**Short problem**: Without the pictures, write out all the lines below exactly as they appear.

Stored records
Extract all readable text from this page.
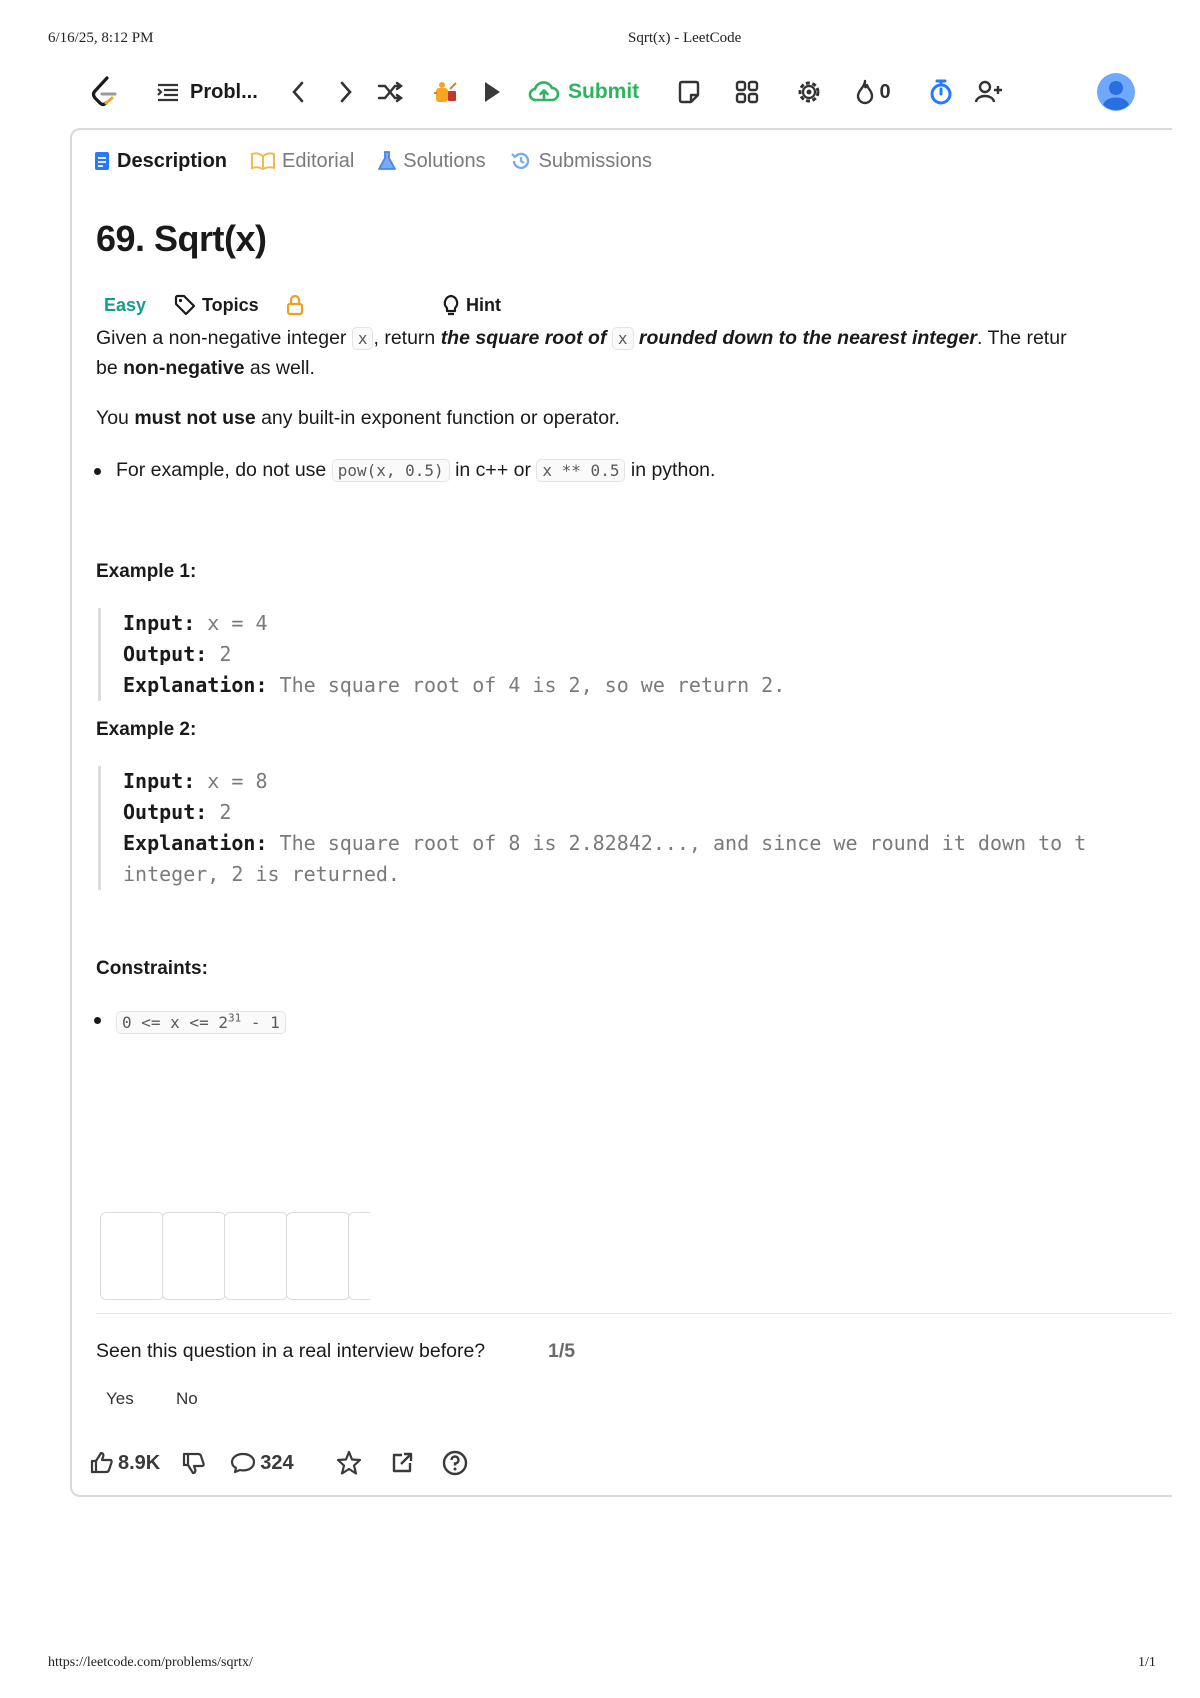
6/16/25, 8:12 PM	Sqrt(x) - LeetCode
https://leetcode.com/problems/sqrtx/	1/1
Probl...	Submit	0
Description	Editorial Solutions	Submissions
69. Sqrt(x)
Easy	Topics	Hint
Given a non-negative integer x , return the square root of x rounded down to the nearest integer. The retur
be non-negative as well.
You must not use any built-in exponent function or operator.
For example, do not use pow(x, 0.5) in c++ or x ** 0.5 in python.
Example 1:
Input: x = 4
Output: 2
Explanation: The square root of 4 is 2, so we return 2.
Example 2:
Input: x = 8
Output: 2
Explanation: The square root of 8 is 2.82842..., and since we round it down to t
integer, 2 is returned.
Constraints:
$0 <= x <= 2^{31} - 1$
Seen this question in a real interview before?	1/5
Yes No
8.9K	324
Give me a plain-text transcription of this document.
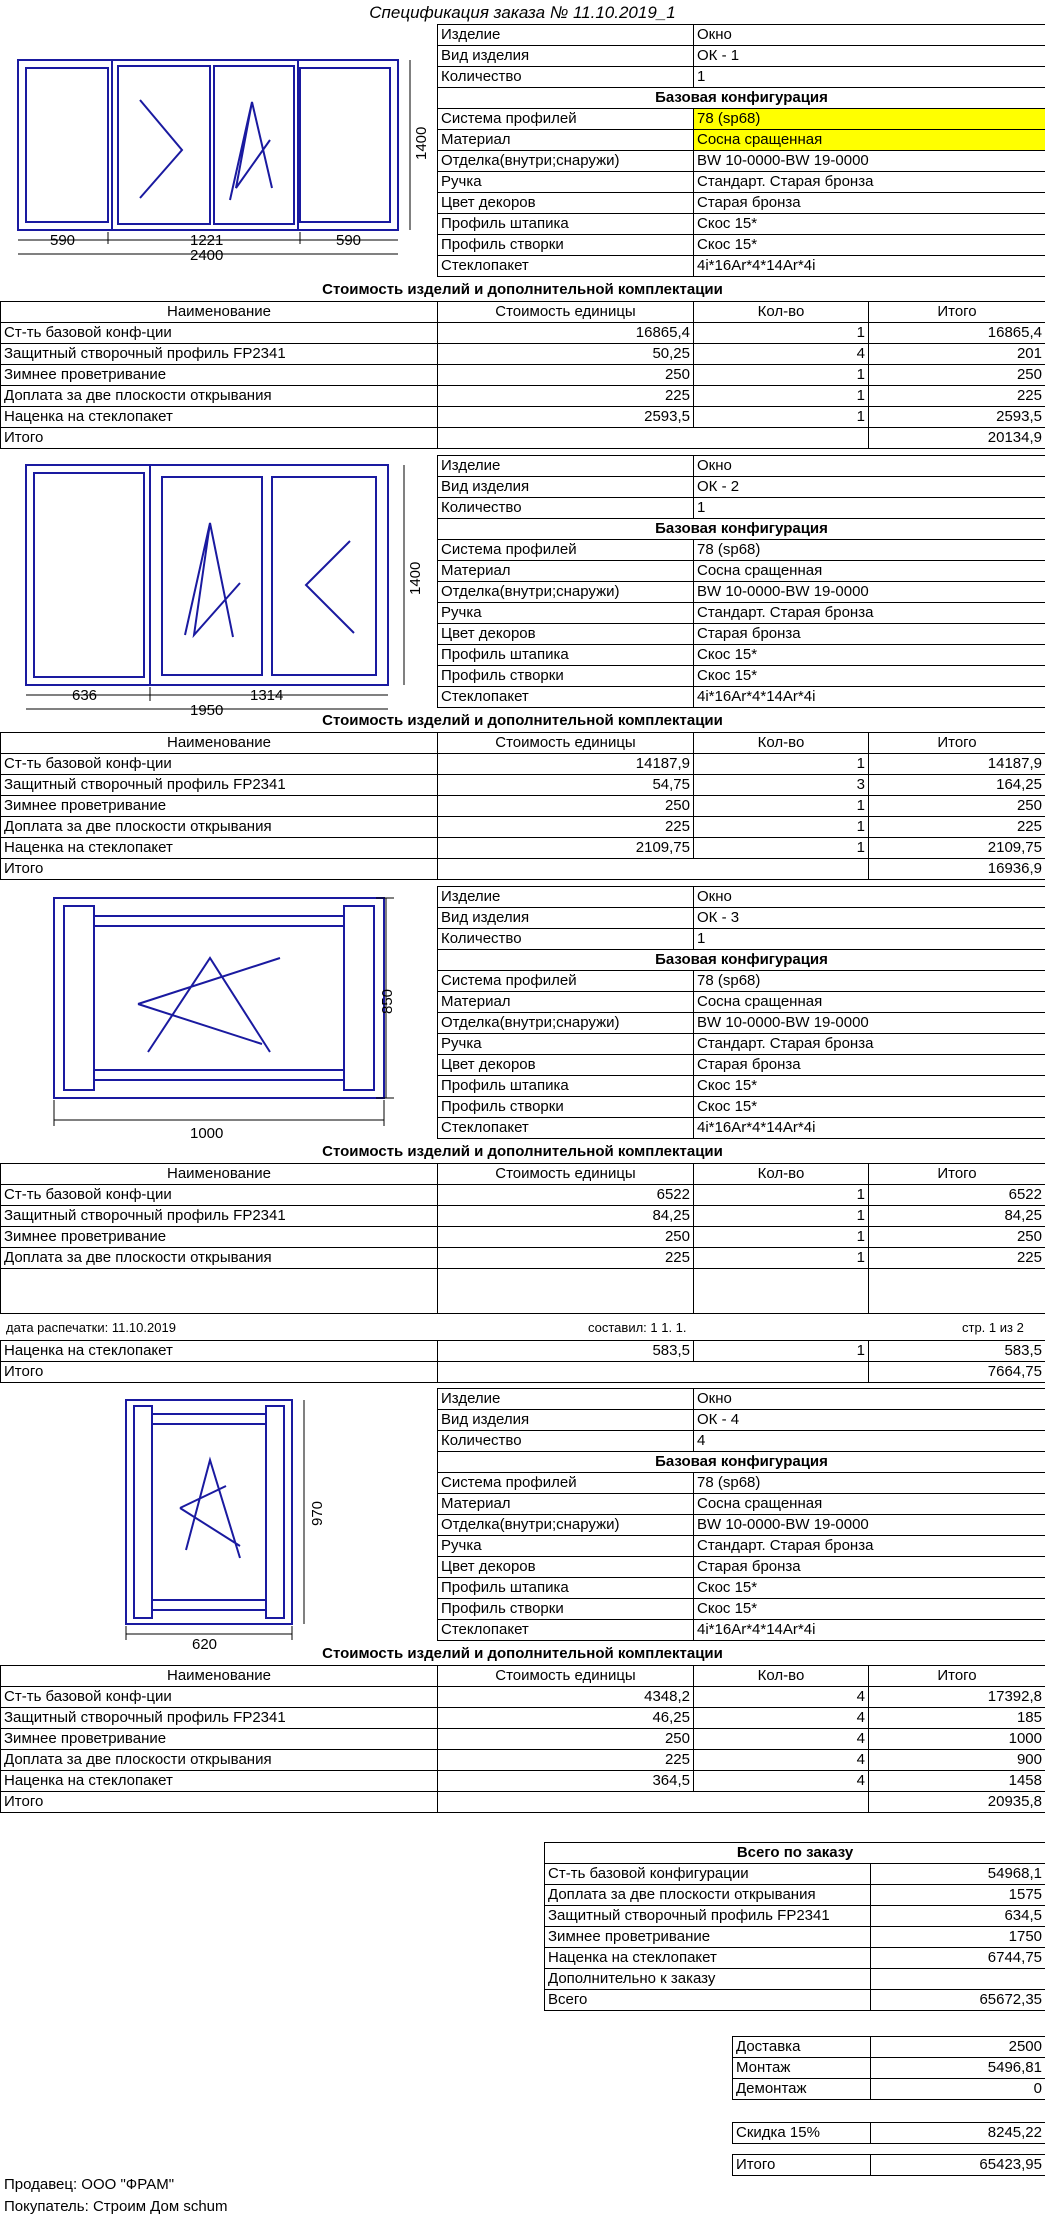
Спецификация заказа № 11.10.2019_1
590	1221	590
2400
1400
Изделие	Окно
Вид изделия	ОК - 1
Количество	1
Базовая конфигурация	
Система профилей	78 (sp68)
Материал	Сосна сращенная
Отделка(внутри;снаружи)	BW 10-0000-BW 19-0000
Ручка	Стандарт. Старая бронза
Цвет декоров	Старая бронза
Профиль штапика	Скос 15*
Профиль створки	Скос 15*
Стеклопакет	4i*16Ar*4*14Ar*4i
Стоимость изделий и дополнительной комплектации
Наименование	Стоимость единицы	Кол-во	Итого
Ст-ть базовой конф-ции	16865,4	1	16865,4
Защитный створочный профиль FP2341	50,25	4	201
Зимнее проветривание	250	1	250
Доплата за две плоскости открывания	225	1	225
Наценка на стеклопакет	2593,5	1	2593,5
Итого			20134,9
636	1314
1950
1400
Изделие	Окно
Вид изделия	ОК - 2
Количество	1
Базовая конфигурация	
Система профилей	78 (sp68)
Материал	Сосна сращенная
Отделка(внутри;снаружи)	BW 10-0000-BW 19-0000
Ручка	Стандарт. Старая бронза
Цвет декоров	Старая бронза
Профиль штапика	Скос 15*
Профиль створки	Скос 15*
Стеклопакет	4i*16Ar*4*14Ar*4i
Стоимость изделий и дополнительной комплектации
Наименование	Стоимость единицы	Кол-во	Итого
Ст-ть базовой конф-ции	14187,9	1	14187,9
Защитный створочный профиль FP2341	54,75	3	164,25
Зимнее проветривание	250	1	250
Доплата за две плоскости открывания	225	1	225
Наценка на стеклопакет	2109,75	1	2109,75
Итого			16936,9
1000
850
Изделие	Окно
Вид изделия	ОК - 3
Количество	1
Базовая конфигурация	
Система профилей	78 (sp68)
Материал	Сосна сращенная
Отделка(внутри;снаружи)	BW 10-0000-BW 19-0000
Ручка	Стандарт. Старая бронза
Цвет декоров	Старая бронза
Профиль штапика	Скос 15*
Профиль створки	Скос 15*
Стеклопакет	4i*16Ar*4*14Ar*4i
Стоимость изделий и дополнительной комплектации
Наименование	Стоимость единицы	Кол-во	Итого
Ст-ть базовой конф-ции	6522	1	6522
Защитный створочный профиль FP2341	84,25	1	84,25
Зимнее проветривание	250	1	250
Доплата за две плоскости открывания	225	1	225

дата распечатки: 11.10.2019	составил: 1 1. 1.	стр. 1 из 2
Наценка на стеклопакет	583,5	1	583,5
Итого			7664,75
620
970
Изделие	Окно
Вид изделия	ОК - 4
Количество	4
Базовая конфигурация	
Система профилей	78 (sp68)
Материал	Сосна сращенная
Отделка(внутри;снаружи)	BW 10-0000-BW 19-0000
Ручка	Стандарт. Старая бронза
Цвет декоров	Старая бронза
Профиль штапика	Скос 15*
Профиль створки	Скос 15*
Стеклопакет	4i*16Ar*4*14Ar*4i
Стоимость изделий и дополнительной комплектации
Наименование	Стоимость единицы	Кол-во	Итого
Ст-ть базовой конф-ции	4348,2	4	17392,8
Защитный створочный профиль FP2341	46,25	4	185
Зимнее проветривание	250	4	1000
Доплата за две плоскости открывания	225	4	900
Наценка на стеклопакет	364,5	4	1458
Итого			20935,8
Всего по заказу	
Ст-ть базовой конфигурации	54968,1
Доплата за две плоскости открывания	1575
Защитный створочный профиль FP2341	634,5
Зимнее проветривание	1750
Наценка на стеклопакет	6744,75
Дополнительно к заказу	
Всего	65672,35
Доставка	2500
Монтаж	5496,81
Демонтаж	0
Скидка 15%	8245,22
Итого	65423,95
Продавец: ООО "ФРАМ"
Покупатель: Строим Дом schum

**Full response**:
Extract all readable text from this page.
6/16/25, 8:12 PM	Sqrt(x) - LeetCode
https://leetcode.com/problems/sqrtx/	1/1
Probl...	Submit	0
Description	Editorial Solutions	Submissions
69. Sqrt(x)
Easy	Topics	Hint
Given a non-negative integer x , return the square root of x rounded down to the nearest integer. The retur
be non-negative as well.
You must not use any built-in exponent function or operator.
For example, do not use pow(x, 0.5) in c++ or x ** 0.5 in python.
Example 1:
Input: x = 4
Output: 2
Explanation: The square root of 4 is 2, so we return 2.
Example 2:
Input: x = 8
Output: 2
Explanation: The square root of 8 is 2.82842..., and since we round it down to t
integer, 2 is returned.
Constraints:
$0 <= x <= 2^{31} - 1$
Seen this question in a real interview before?	1/5
Yes No
8.9K	324
Give me a plain-text transcription of this document.
Спецификация заказа № 11.10.2019_1
590	1221	590
2400
1400
Изделие	Окно
Вид изделия	ОК - 1
Количество	1
Базовая конфигурация	
Система профилей	78 (sp68)
Материал	Сосна сращенная
Отделка(внутри;снаружи)	BW 10-0000-BW 19-0000
Ручка	Стандарт. Старая бронза
Цвет декоров	Старая бронза
Профиль штапика	Скос 15*
Профиль створки	Скос 15*
Стеклопакет	4i*16Ar*4*14Ar*4i
Стоимость изделий и дополнительной комплектации
Наименование	Стоимость единицы	Кол-во	Итого
Ст-ть базовой конф-ции	16865,4	1	16865,4
Защитный створочный профиль FP2341	50,25	4	201
Зимнее проветривание	250	1	250
Доплата за две плоскости открывания	225	1	225
Наценка на стеклопакет	2593,5	1	2593,5
Итого			20134,9
636	1314
1950
1400
Изделие	Окно
Вид изделия	ОК - 2
Количество	1
Базовая конфигурация	
Система профилей	78 (sp68)
Материал	Сосна сращенная
Отделка(внутри;снаружи)	BW 10-0000-BW 19-0000
Ручка	Стандарт. Старая бронза
Цвет декоров	Старая бронза
Профиль штапика	Скос 15*
Профиль створки	Скос 15*
Стеклопакет	4i*16Ar*4*14Ar*4i
Стоимость изделий и дополнительной комплектации
Наименование	Стоимость единицы	Кол-во	Итого
Ст-ть базовой конф-ции	14187,9	1	14187,9
Защитный створочный профиль FP2341	54,75	3	164,25
Зимнее проветривание	250	1	250
Доплата за две плоскости открывания	225	1	225
Наценка на стеклопакет	2109,75	1	2109,75
Итого			16936,9
1000
850
Изделие	Окно
Вид изделия	ОК - 3
Количество	1
Базовая конфигурация	
Система профилей	78 (sp68)
Материал	Сосна сращенная
Отделка(внутри;снаружи)	BW 10-0000-BW 19-0000
Ручка	Стандарт. Старая бронза
Цвет декоров	Старая бронза
Профиль штапика	Скос 15*
Профиль створки	Скос 15*
Стеклопакет	4i*16Ar*4*14Ar*4i
Стоимость изделий и дополнительной комплектации
Наименование	Стоимость единицы	Кол-во	Итого
Ст-ть базовой конф-ции	6522	1	6522
Защитный створочный профиль FP2341	84,25	1	84,25
Зимнее проветривание	250	1	250
Доплата за две плоскости открывания	225	1	225

дата распечатки: 11.10.2019	составил: 1 1. 1.	стр. 1 из 2
Наценка на стеклопакет	583,5	1	583,5
Итого			7664,75
620
970
Изделие	Окно
Вид изделия	ОК - 4
Количество	4
Базовая конфигурация	
Система профилей	78 (sp68)
Материал	Сосна сращенная
Отделка(внутри;снаружи)	BW 10-0000-BW 19-0000
Ручка	Стандарт. Старая бронза
Цвет декоров	Старая бронза
Профиль штапика	Скос 15*
Профиль створки	Скос 15*
Стеклопакет	4i*16Ar*4*14Ar*4i
Стоимость изделий и дополнительной комплектации
Наименование	Стоимость единицы	Кол-во	Итого
Ст-ть базовой конф-ции	4348,2	4	17392,8
Защитный створочный профиль FP2341	46,25	4	185
Зимнее проветривание	250	4	1000
Доплата за две плоскости открывания	225	4	900
Наценка на стеклопакет	364,5	4	1458
Итого			20935,8
Всего по заказу	
Ст-ть базовой конфигурации	54968,1
Доплата за две плоскости открывания	1575
Защитный створочный профиль FP2341	634,5
Зимнее проветривание	1750
Наценка на стеклопакет	6744,75
Дополнительно к заказу	
Всего	65672,35
Доставка	2500
Монтаж	5496,81
Демонтаж	0
Скидка 15%	8245,22
Итого	65423,95
Продавец: ООО "ФРАМ"
Покупатель: Строим Дом schum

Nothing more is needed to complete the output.